Start

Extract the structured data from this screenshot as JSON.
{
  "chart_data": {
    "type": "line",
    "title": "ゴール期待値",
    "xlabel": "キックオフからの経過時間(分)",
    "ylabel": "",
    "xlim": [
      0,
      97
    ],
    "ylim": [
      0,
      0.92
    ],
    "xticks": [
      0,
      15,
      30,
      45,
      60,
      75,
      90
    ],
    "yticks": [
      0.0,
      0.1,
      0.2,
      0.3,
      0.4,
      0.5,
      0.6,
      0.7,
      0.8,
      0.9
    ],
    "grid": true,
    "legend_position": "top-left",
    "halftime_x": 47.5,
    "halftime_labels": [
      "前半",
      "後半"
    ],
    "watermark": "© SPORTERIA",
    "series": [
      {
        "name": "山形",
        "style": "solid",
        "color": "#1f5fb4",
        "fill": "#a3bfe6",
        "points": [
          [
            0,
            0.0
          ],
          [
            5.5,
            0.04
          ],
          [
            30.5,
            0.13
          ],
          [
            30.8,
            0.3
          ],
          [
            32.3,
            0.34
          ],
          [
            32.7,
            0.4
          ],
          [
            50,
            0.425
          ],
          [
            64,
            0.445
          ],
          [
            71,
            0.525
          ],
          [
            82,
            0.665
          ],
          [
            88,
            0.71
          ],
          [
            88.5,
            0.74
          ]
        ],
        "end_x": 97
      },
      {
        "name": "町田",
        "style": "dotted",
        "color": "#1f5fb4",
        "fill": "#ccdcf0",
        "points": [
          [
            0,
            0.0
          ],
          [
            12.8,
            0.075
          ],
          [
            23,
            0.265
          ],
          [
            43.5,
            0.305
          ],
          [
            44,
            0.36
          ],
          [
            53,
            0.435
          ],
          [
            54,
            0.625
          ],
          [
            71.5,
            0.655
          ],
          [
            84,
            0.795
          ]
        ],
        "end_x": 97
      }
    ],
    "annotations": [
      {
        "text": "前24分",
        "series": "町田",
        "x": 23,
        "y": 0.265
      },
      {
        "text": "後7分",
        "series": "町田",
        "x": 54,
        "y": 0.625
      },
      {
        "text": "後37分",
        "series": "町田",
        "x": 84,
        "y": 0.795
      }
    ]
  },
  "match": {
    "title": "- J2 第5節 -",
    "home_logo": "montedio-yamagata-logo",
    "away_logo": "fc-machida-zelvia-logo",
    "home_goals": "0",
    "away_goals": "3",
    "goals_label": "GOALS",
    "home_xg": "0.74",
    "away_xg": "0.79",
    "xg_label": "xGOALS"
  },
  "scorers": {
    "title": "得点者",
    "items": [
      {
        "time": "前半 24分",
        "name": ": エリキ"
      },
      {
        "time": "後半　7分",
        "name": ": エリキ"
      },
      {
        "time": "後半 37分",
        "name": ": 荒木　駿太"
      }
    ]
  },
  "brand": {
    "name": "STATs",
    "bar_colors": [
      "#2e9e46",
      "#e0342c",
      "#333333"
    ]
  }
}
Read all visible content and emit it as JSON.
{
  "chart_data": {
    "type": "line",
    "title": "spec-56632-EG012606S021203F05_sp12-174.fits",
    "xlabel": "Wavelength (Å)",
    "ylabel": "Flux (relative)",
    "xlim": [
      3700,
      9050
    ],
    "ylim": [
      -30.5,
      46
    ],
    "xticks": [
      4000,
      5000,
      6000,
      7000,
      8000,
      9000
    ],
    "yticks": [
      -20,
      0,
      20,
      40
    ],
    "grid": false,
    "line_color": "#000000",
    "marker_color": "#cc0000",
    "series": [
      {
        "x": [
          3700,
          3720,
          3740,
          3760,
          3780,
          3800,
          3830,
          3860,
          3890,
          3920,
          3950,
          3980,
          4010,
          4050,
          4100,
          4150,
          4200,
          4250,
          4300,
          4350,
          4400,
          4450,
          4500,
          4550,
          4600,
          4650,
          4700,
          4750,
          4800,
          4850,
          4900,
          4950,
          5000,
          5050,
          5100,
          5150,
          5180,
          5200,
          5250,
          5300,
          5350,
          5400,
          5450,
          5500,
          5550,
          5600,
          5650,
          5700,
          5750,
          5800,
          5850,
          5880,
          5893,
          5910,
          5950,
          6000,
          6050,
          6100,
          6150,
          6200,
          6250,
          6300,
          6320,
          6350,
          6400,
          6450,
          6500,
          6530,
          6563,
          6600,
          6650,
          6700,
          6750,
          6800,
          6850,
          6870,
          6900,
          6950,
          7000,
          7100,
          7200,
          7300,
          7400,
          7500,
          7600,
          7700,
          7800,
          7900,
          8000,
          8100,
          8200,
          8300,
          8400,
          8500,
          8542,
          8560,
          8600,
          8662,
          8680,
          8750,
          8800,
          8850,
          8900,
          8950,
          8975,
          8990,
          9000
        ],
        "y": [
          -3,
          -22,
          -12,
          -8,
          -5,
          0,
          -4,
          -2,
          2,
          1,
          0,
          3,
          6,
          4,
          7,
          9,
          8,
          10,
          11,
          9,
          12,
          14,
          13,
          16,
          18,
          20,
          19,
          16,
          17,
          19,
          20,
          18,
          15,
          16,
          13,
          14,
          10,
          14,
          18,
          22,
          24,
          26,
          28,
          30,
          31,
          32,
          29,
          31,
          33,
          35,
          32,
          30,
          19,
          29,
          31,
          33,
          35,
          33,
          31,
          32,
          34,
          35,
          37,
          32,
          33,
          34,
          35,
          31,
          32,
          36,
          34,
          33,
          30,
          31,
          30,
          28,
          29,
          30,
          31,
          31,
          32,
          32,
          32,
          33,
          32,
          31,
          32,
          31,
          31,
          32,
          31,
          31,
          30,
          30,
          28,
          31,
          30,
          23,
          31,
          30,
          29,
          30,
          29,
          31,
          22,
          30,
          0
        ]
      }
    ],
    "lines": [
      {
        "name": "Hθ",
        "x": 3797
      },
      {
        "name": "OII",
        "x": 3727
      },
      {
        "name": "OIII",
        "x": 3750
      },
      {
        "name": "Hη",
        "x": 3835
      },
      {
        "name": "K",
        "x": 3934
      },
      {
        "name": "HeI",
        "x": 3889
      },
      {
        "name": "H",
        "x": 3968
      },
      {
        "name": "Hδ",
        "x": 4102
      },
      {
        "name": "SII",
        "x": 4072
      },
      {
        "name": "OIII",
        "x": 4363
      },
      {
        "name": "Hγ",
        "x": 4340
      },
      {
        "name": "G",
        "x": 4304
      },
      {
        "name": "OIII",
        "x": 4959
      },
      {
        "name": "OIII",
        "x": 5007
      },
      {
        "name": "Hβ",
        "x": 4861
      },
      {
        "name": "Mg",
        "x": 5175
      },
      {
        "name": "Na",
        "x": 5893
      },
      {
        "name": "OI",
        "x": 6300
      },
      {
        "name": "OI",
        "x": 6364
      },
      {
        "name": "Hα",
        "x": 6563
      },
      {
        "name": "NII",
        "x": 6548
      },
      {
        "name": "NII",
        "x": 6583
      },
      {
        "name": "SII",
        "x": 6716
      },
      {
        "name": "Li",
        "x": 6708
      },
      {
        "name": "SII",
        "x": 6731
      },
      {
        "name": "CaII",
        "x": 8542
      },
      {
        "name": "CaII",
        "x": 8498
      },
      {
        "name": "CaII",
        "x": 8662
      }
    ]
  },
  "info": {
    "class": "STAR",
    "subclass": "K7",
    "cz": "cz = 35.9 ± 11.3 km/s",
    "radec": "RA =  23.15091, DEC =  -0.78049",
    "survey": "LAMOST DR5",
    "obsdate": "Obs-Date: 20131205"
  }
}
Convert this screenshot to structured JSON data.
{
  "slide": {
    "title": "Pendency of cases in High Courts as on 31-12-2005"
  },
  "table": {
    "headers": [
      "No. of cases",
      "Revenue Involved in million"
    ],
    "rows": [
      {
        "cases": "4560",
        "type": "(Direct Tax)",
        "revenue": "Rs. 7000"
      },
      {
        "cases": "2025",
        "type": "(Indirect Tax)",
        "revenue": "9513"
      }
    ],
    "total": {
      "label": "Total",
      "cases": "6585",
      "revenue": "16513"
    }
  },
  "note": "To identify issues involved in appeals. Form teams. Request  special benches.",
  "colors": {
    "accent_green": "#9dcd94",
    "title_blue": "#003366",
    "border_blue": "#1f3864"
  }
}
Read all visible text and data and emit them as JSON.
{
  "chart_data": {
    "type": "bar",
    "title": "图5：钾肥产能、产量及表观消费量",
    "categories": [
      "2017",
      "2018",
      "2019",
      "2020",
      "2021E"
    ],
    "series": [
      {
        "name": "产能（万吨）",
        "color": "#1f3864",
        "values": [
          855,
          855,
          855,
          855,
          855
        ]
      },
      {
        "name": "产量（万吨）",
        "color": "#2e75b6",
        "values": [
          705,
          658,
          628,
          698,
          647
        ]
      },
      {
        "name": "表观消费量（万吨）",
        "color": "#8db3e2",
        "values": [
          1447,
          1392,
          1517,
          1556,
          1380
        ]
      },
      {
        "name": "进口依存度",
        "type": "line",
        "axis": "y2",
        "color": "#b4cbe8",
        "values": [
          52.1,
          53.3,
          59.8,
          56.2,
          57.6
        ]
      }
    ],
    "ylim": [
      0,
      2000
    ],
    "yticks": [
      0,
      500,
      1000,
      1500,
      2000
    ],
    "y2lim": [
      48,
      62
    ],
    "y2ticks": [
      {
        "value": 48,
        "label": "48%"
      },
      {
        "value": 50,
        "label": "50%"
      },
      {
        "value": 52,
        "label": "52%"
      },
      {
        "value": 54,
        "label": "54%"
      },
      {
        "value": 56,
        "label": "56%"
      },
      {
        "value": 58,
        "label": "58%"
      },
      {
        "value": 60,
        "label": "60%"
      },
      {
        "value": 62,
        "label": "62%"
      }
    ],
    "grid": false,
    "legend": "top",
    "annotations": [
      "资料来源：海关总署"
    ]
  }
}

End

**WRITTEN TASK**
Copy all lines from the material that include "type".

**ANSWER TO THIS TASK**
    "type": "line",
    "type": "line",
        "type": "(Direct Tax)",
        "type": "(Indirect Tax)",
    "type": "bar",
        "type": "line",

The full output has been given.